Whenever a line contains the string "aureus", copy it out of the entries.

[Opening Exercise materials section]

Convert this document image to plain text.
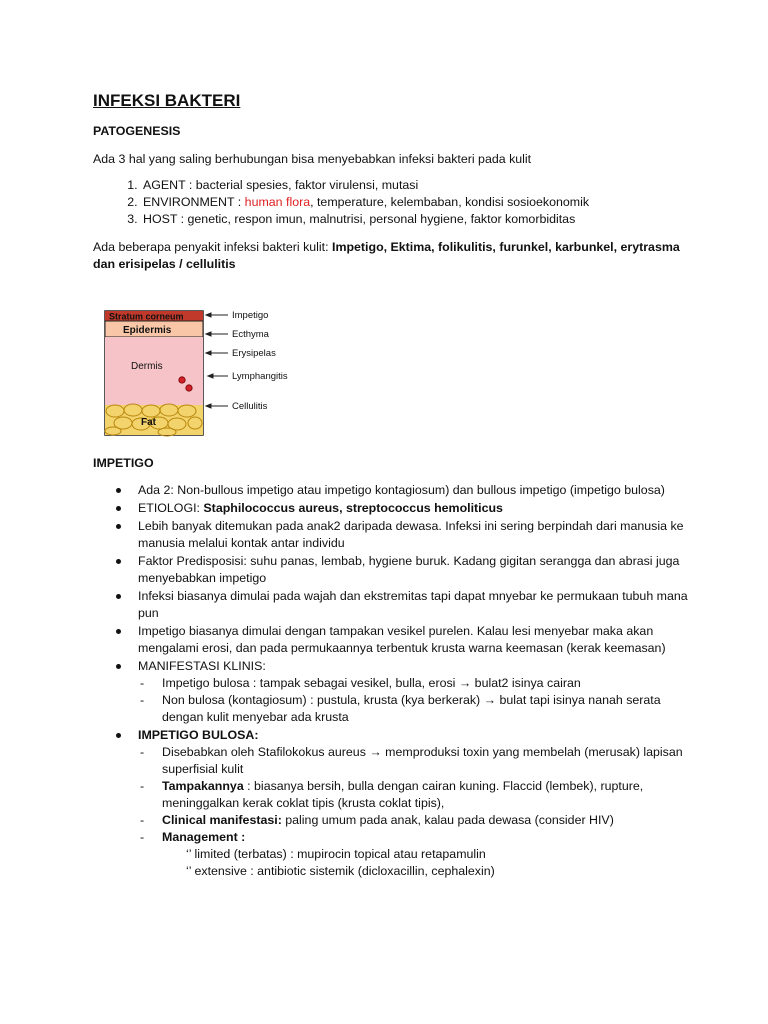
INFEKSI BAKTERI
PATOGENESIS
Ada 3 hal yang saling berhubungan bisa menyebabkan infeksi bakteri pada kulit
1. AGENT : bacterial spesies, faktor virulensi, mutasi
2. ENVIRONMENT : human flora, temperature, kelembaban, kondisi sosioekonomik
3. HOST : genetic, respon imun, malnutrisi, personal hygiene, faktor komorbiditas
Ada beberapa penyakit infeksi bakteri kulit: Impetigo, Ektima, folikulitis, furunkel, karbunkel, erytrasma dan erisipelas / cellulitis
Stratum corneum
Epidermis
Dermis
Fat
Impetigo
Ecthyma
Erysipelas
Lymphangitis
Cellulitis
IMPETIGO
Ada 2: Non-bullous impetigo atau impetigo kontagiosum) dan bullous impetigo (impetigo bulosa)
ETIOLOGI: Staphilococcus aureus, streptococcus hemoliticus
Lebih banyak ditemukan pada anak2 daripada dewasa. Infeksi ini sering berpindah dari manusia ke manusia melalui kontak antar individu
Faktor Predisposisi: suhu panas, lembab, hygiene buruk. Kadang gigitan serangga dan abrasi juga menyebabkan impetigo
Infeksi biasanya dimulai pada wajah dan ekstremitas tapi dapat mnyebar ke permukaan tubuh mana pun
Impetigo biasanya dimulai dengan tampakan vesikel purelen. Kalau lesi menyebar maka akan mengalami erosi, dan pada permukaannya terbentuk krusta warna keemasan (kerak keemasan)
MANIFESTASI KLINIS:
- Impetigo bulosa : tampak sebagai vesikel, bulla, erosi → bulat2 isinya cairan
- Non bulosa (kontagiosum) : pustula, krusta (kya berkerak) → bulat tapi isinya nanah serata dengan kulit menyebar ada krusta
IMPETIGO BULOSA:
- Disebabkan oleh Stafilokokus aureus → memproduksi toxin yang membelah (merusak) lapisan superfisial kulit
- Tampakannya : biasanya bersih, bulla dengan cairan kuning. Flaccid (lembek), rupture, meninggalkan kerak coklat tipis (krusta coklat tipis),
- Clinical manifestasi: paling umum pada anak, kalau pada dewasa (consider HIV)
- Management :
‘’ limited (terbatas) : mupirocin topical atau retapamulin
‘’ extensive : antibiotic sistemik (dicloxacillin, cephalexin)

[Closing Exercise materials section]

• Written reply
ETIOLOGI: Staphilococcus aureus, streptococcus hemoliticus
- Disebabkan oleh Stafilokokus aureus → memproduksi toxin yang membelah (merusak) lapisan superfisial kulit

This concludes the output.